--- begin EXERCISE INPUT ---

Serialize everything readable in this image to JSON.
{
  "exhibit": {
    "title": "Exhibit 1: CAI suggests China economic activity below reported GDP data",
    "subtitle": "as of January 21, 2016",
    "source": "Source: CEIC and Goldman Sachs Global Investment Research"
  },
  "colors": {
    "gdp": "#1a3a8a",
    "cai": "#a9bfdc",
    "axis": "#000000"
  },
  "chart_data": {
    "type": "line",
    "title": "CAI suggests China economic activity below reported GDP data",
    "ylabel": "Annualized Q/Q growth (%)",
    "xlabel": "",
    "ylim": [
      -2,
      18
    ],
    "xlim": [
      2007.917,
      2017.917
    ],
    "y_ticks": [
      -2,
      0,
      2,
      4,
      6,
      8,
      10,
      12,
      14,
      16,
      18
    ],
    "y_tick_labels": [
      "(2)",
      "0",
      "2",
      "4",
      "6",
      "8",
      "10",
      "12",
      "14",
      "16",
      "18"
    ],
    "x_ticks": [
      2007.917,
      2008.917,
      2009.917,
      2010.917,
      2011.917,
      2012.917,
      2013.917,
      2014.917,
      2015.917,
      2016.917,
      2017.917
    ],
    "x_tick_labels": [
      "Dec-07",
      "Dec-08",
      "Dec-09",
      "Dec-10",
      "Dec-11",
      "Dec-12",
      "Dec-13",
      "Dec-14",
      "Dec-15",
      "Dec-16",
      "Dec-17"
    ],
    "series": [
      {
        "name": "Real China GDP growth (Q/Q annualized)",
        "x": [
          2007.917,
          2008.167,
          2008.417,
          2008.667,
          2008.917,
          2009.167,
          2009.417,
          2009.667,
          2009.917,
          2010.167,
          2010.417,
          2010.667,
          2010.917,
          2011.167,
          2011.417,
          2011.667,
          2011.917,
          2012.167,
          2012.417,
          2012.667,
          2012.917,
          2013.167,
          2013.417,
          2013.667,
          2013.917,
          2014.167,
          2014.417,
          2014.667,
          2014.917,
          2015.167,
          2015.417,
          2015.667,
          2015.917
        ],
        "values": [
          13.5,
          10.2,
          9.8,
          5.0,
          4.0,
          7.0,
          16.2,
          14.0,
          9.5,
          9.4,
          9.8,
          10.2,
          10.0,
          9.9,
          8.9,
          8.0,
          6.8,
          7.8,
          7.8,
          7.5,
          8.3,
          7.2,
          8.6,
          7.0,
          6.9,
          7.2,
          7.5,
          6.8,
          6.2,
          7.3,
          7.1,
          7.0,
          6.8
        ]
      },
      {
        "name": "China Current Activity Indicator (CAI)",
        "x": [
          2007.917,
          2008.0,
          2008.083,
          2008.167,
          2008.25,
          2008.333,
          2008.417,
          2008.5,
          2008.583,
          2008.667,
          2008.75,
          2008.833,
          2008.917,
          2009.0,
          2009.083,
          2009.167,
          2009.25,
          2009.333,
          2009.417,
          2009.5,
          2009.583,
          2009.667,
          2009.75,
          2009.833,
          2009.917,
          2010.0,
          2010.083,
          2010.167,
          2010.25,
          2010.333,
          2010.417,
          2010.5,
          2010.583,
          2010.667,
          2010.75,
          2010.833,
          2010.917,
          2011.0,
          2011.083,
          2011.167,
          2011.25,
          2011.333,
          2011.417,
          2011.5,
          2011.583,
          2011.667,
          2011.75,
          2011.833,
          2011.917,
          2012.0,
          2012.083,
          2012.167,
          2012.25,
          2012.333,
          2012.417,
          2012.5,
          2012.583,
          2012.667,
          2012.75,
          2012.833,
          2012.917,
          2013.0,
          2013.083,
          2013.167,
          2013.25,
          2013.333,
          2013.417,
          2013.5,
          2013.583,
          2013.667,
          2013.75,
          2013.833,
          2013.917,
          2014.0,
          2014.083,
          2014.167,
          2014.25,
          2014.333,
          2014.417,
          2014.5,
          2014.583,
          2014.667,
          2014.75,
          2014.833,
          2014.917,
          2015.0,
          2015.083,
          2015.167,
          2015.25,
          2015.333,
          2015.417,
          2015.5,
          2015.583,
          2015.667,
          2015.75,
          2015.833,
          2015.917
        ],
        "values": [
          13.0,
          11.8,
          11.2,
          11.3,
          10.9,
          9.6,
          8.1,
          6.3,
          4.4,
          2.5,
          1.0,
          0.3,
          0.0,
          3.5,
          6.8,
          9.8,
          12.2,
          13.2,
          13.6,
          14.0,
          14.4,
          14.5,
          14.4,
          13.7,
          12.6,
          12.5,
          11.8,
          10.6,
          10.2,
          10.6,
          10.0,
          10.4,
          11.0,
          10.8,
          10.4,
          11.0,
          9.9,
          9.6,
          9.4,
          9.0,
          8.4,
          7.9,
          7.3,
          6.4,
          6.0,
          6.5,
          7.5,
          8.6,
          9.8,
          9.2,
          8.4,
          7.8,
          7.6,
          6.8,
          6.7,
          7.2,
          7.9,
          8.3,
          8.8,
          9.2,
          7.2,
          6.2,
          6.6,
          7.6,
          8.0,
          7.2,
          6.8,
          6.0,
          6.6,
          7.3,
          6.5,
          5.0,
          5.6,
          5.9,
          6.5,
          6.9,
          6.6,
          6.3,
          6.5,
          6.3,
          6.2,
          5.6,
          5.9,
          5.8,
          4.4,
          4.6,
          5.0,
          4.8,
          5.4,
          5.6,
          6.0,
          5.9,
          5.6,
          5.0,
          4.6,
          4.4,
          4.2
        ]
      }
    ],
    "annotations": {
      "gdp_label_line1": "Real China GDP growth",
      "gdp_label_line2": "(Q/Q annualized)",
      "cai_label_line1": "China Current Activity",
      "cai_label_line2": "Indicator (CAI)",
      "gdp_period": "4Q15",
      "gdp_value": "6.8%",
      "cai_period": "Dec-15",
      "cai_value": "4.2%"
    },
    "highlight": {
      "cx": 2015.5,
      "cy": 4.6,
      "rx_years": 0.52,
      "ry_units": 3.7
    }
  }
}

--- end EXERCISE INPUT ---

* [SHORT PROBLEM]: Copy out each line exactly as written.

* [WRITTEN SOLUTION]:
Serialize everything readable in this image to JSON.
{
  "exhibit": {
    "title": "Exhibit 1: CAI suggests China economic activity below reported GDP data",
    "subtitle": "as of January 21, 2016",
    "source": "Source: CEIC and Goldman Sachs Global Investment Research"
  },
  "colors": {
    "gdp": "#1a3a8a",
    "cai": "#a9bfdc",
    "axis": "#000000"
  },
  "chart_data": {
    "type": "line",
    "title": "CAI suggests China economic activity below reported GDP data",
    "ylabel": "Annualized Q/Q growth (%)",
    "xlabel": "",
    "ylim": [
      -2,
      18
    ],
    "xlim": [
      2007.917,
      2017.917
    ],
    "y_ticks": [
      -2,
      0,
      2,
      4,
      6,
      8,
      10,
      12,
      14,
      16,
      18
    ],
    "y_tick_labels": [
      "(2)",
      "0",
      "2",
      "4",
      "6",
      "8",
      "10",
      "12",
      "14",
      "16",
      "18"
    ],
    "x_ticks": [
      2007.917,
      2008.917,
      2009.917,
      2010.917,
      2011.917,
      2012.917,
      2013.917,
      2014.917,
      2015.917,
      2016.917,
      2017.917
    ],
    "x_tick_labels": [
      "Dec-07",
      "Dec-08",
      "Dec-09",
      "Dec-10",
      "Dec-11",
      "Dec-12",
      "Dec-13",
      "Dec-14",
      "Dec-15",
      "Dec-16",
      "Dec-17"
    ],
    "series": [
      {
        "name": "Real China GDP growth (Q/Q annualized)",
        "x": [
          2007.917,
          2008.167,
          2008.417,
          2008.667,
          2008.917,
          2009.167,
          2009.417,
          2009.667,
          2009.917,
          2010.167,
          2010.417,
          2010.667,
          2010.917,
          2011.167,
          2011.417,
          2011.667,
          2011.917,
          2012.167,
          2012.417,
          2012.667,
          2012.917,
          2013.167,
          2013.417,
          2013.667,
          2013.917,
          2014.167,
          2014.417,
          2014.667,
          2014.917,
          2015.167,
          2015.417,
          2015.667,
          2015.917
        ],
        "values": [
          13.5,
          10.2,
          9.8,
          5.0,
          4.0,
          7.0,
          16.2,
          14.0,
          9.5,
          9.4,
          9.8,
          10.2,
          10.0,
          9.9,
          8.9,
          8.0,
          6.8,
          7.8,
          7.8,
          7.5,
          8.3,
          7.2,
          8.6,
          7.0,
          6.9,
          7.2,
          7.5,
          6.8,
          6.2,
          7.3,
          7.1,
          7.0,
          6.8
        ]
      },
      {
        "name": "China Current Activity Indicator (CAI)",
        "x": [
          2007.917,
          2008.0,
          2008.083,
          2008.167,
          2008.25,
          2008.333,
          2008.417,
          2008.5,
          2008.583,
          2008.667,
          2008.75,
          2008.833,
          2008.917,
          2009.0,
          2009.083,
          2009.167,
          2009.25,
          2009.333,
          2009.417,
          2009.5,
          2009.583,
          2009.667,
          2009.75,
          2009.833,
          2009.917,
          2010.0,
          2010.083,
          2010.167,
          2010.25,
          2010.333,
          2010.417,
          2010.5,
          2010.583,
          2010.667,
          2010.75,
          2010.833,
          2010.917,
          2011.0,
          2011.083,
          2011.167,
          2011.25,
          2011.333,
          2011.417,
          2011.5,
          2011.583,
          2011.667,
          2011.75,
          2011.833,
          2011.917,
          2012.0,
          2012.083,
          2012.167,
          2012.25,
          2012.333,
          2012.417,
          2012.5,
          2012.583,
          2012.667,
          2012.75,
          2012.833,
          2012.917,
          2013.0,
          2013.083,
          2013.167,
          2013.25,
          2013.333,
          2013.417,
          2013.5,
          2013.583,
          2013.667,
          2013.75,
          2013.833,
          2013.917,
          2014.0,
          2014.083,
          2014.167,
          2014.25,
          2014.333,
          2014.417,
          2014.5,
          2014.583,
          2014.667,
          2014.75,
          2014.833,
          2014.917,
          2015.0,
          2015.083,
          2015.167,
          2015.25,
          2015.333,
          2015.417,
          2015.5,
          2015.583,
          2015.667,
          2015.75,
          2015.833,
          2015.917
        ],
        "values": [
          13.0,
          11.8,
          11.2,
          11.3,
          10.9,
          9.6,
          8.1,
          6.3,
          4.4,
          2.5,
          1.0,
          0.3,
          0.0,
          3.5,
          6.8,
          9.8,
          12.2,
          13.2,
          13.6,
          14.0,
          14.4,
          14.5,
          14.4,
          13.7,
          12.6,
          12.5,
          11.8,
          10.6,
          10.2,
          10.6,
          10.0,
          10.4,
          11.0,
          10.8,
          10.4,
          11.0,
          9.9,
          9.6,
          9.4,
          9.0,
          8.4,
          7.9,
          7.3,
          6.4,
          6.0,
          6.5,
          7.5,
          8.6,
          9.8,
          9.2,
          8.4,
          7.8,
          7.6,
          6.8,
          6.7,
          7.2,
          7.9,
          8.3,
          8.8,
          9.2,
          7.2,
          6.2,
          6.6,
          7.6,
          8.0,
          7.2,
          6.8,
          6.0,
          6.6,
          7.3,
          6.5,
          5.0,
          5.6,
          5.9,
          6.5,
          6.9,
          6.6,
          6.3,
          6.5,
          6.3,
          6.2,
          5.6,
          5.9,
          5.8,
          4.4,
          4.6,
          5.0,
          4.8,
          5.4,
          5.6,
          6.0,
          5.9,
          5.6,
          5.0,
          4.6,
          4.4,
          4.2
        ]
      }
    ],
    "annotations": {
      "gdp_label_line1": "Real China GDP growth",
      "gdp_label_line2": "(Q/Q annualized)",
      "cai_label_line1": "China Current Activity",
      "cai_label_line2": "Indicator (CAI)",
      "gdp_period": "4Q15",
      "gdp_value": "6.8%",
      "cai_period": "Dec-15",
      "cai_value": "4.2%"
    },
    "highlight": {
      "cx": 2015.5,
      "cy": 4.6,
      "rx_years": 0.52,
      "ry_units": 3.7
    }
  }
}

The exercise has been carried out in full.